### Task description
Lines containing the word "copper" are to be located and copied.

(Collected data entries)
►

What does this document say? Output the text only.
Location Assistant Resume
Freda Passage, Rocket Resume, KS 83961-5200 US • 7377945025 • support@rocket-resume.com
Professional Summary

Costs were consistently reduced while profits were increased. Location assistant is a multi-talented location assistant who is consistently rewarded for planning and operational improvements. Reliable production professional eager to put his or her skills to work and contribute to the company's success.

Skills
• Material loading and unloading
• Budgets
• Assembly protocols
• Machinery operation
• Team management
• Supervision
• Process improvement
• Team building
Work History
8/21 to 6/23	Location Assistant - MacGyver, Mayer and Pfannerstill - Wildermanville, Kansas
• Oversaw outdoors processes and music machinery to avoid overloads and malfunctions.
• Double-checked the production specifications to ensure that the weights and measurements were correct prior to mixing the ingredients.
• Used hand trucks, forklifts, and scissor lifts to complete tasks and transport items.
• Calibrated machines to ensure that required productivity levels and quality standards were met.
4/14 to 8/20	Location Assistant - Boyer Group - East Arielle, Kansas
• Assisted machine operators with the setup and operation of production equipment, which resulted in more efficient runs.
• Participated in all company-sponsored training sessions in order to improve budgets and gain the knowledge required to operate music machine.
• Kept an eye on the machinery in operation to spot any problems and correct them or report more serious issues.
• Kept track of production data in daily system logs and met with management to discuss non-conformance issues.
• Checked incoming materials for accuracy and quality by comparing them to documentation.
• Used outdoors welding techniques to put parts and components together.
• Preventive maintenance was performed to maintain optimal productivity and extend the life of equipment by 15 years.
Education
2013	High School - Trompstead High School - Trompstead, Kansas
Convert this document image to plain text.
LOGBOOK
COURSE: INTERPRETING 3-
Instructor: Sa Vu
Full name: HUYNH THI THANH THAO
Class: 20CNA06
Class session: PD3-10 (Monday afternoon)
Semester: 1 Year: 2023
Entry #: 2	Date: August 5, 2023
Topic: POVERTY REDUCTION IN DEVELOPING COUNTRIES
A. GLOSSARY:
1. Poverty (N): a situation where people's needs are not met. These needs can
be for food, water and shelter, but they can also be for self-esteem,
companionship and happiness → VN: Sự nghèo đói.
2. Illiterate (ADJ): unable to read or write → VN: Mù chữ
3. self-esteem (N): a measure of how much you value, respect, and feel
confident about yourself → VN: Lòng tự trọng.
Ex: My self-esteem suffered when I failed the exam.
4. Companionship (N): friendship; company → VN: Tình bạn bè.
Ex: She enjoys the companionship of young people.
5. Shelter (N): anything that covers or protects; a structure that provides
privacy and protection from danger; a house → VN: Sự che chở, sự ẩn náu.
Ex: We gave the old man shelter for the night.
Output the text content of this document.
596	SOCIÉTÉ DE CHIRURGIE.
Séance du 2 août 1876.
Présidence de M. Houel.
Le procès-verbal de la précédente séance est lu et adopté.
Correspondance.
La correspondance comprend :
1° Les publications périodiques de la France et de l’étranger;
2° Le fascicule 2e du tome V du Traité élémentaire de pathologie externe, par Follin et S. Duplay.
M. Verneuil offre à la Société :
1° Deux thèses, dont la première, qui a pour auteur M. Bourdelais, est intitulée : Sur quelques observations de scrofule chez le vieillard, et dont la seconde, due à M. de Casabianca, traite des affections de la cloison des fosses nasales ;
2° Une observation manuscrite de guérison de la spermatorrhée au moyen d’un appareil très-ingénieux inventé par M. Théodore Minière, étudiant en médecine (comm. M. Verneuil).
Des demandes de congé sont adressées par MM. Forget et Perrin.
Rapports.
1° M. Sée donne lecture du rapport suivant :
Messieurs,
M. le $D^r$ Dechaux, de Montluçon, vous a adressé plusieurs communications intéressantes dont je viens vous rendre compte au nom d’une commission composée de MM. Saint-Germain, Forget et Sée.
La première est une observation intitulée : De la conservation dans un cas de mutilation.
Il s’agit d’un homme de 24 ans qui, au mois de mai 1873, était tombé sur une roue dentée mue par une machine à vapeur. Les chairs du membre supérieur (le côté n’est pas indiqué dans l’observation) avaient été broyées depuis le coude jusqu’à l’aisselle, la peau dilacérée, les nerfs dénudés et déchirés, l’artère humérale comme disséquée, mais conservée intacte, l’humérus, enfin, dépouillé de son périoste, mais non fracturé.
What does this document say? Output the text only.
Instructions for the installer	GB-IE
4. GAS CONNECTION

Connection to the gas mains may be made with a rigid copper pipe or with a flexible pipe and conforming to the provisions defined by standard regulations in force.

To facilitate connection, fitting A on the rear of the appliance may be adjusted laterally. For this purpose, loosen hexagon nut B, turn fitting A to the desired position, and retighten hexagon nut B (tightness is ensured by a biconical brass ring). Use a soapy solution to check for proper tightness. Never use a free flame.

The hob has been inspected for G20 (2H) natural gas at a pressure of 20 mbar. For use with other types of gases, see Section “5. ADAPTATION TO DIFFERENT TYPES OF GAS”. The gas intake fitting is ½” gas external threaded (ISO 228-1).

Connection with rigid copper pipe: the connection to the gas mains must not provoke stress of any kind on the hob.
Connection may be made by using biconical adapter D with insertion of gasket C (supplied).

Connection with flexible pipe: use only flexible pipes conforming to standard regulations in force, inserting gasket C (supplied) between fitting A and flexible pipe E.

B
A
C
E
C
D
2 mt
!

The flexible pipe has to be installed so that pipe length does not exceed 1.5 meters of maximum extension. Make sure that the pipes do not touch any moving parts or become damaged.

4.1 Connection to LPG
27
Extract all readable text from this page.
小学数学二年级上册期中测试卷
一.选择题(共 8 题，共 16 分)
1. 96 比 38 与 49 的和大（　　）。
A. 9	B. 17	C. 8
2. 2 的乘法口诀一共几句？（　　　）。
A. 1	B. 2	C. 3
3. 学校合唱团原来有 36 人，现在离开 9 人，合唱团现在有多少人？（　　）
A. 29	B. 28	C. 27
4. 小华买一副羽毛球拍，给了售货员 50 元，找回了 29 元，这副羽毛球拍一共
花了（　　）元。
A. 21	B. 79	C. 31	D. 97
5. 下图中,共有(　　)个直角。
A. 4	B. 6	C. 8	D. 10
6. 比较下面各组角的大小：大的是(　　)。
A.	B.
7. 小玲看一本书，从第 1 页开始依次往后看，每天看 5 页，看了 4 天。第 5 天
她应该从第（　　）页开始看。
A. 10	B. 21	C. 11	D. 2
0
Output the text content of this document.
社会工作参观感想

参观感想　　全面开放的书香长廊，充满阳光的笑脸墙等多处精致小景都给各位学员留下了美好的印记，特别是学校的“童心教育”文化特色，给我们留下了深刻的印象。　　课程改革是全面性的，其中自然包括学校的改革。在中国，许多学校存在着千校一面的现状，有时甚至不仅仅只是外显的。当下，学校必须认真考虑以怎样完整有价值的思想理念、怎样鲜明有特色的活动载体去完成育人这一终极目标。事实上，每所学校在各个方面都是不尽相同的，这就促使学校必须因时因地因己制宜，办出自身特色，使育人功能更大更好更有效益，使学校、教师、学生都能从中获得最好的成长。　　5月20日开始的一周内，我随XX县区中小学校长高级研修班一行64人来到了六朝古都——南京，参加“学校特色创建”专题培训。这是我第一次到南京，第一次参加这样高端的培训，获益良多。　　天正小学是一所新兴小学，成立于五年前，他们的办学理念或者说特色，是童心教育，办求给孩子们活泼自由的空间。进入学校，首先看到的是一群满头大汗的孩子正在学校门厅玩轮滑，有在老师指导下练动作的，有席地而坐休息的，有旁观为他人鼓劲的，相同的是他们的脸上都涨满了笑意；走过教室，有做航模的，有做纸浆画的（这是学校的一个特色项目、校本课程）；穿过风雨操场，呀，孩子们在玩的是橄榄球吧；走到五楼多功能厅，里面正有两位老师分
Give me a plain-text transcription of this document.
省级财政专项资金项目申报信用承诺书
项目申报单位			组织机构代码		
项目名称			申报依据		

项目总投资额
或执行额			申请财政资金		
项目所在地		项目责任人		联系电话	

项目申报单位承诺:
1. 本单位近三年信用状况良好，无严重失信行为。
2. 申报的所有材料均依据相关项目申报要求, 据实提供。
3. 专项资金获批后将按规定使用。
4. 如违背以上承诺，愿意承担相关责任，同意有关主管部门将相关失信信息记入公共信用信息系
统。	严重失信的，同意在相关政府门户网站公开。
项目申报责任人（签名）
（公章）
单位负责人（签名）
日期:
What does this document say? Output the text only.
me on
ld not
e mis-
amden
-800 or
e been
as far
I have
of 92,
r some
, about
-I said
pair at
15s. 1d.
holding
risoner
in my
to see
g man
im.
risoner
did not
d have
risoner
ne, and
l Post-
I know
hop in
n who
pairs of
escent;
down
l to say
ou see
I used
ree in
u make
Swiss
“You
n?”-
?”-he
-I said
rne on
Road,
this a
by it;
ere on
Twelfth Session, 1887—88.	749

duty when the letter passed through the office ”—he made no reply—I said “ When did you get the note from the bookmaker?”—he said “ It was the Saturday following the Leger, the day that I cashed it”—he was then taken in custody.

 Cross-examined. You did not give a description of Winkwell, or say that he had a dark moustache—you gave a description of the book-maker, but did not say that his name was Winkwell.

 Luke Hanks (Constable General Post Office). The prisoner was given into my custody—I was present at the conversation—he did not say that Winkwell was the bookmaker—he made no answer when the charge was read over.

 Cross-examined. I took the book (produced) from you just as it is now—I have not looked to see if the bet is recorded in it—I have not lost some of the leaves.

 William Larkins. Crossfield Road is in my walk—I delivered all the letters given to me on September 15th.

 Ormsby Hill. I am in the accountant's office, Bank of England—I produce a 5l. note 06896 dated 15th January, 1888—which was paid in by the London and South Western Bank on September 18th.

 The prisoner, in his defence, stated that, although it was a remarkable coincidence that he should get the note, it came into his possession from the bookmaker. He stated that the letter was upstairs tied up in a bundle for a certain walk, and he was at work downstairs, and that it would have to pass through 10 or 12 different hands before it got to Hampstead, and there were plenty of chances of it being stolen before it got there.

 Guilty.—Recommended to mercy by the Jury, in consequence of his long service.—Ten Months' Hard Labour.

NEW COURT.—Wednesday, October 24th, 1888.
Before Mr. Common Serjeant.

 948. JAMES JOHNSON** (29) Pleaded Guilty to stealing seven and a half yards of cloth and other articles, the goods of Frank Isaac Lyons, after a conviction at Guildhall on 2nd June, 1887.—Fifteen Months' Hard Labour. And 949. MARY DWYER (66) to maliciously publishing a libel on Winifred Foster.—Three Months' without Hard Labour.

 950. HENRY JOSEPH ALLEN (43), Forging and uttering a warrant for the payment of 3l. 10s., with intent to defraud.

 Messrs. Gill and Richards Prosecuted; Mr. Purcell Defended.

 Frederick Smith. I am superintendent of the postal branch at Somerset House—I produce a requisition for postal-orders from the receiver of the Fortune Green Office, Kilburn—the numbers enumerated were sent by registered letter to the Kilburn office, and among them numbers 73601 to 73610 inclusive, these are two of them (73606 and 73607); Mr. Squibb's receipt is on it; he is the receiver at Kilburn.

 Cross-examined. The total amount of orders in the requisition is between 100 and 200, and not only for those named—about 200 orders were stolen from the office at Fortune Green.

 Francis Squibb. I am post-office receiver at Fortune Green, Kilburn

◄

### Response to this task
Connection to the gas mains may be made with a rigid copper pipe or with a flexible pipe and conforming to the provisions defined by standard regulations in force.
Connection with rigid copper pipe: the connection to the gas mains must not provoke stress of any kind on the hob.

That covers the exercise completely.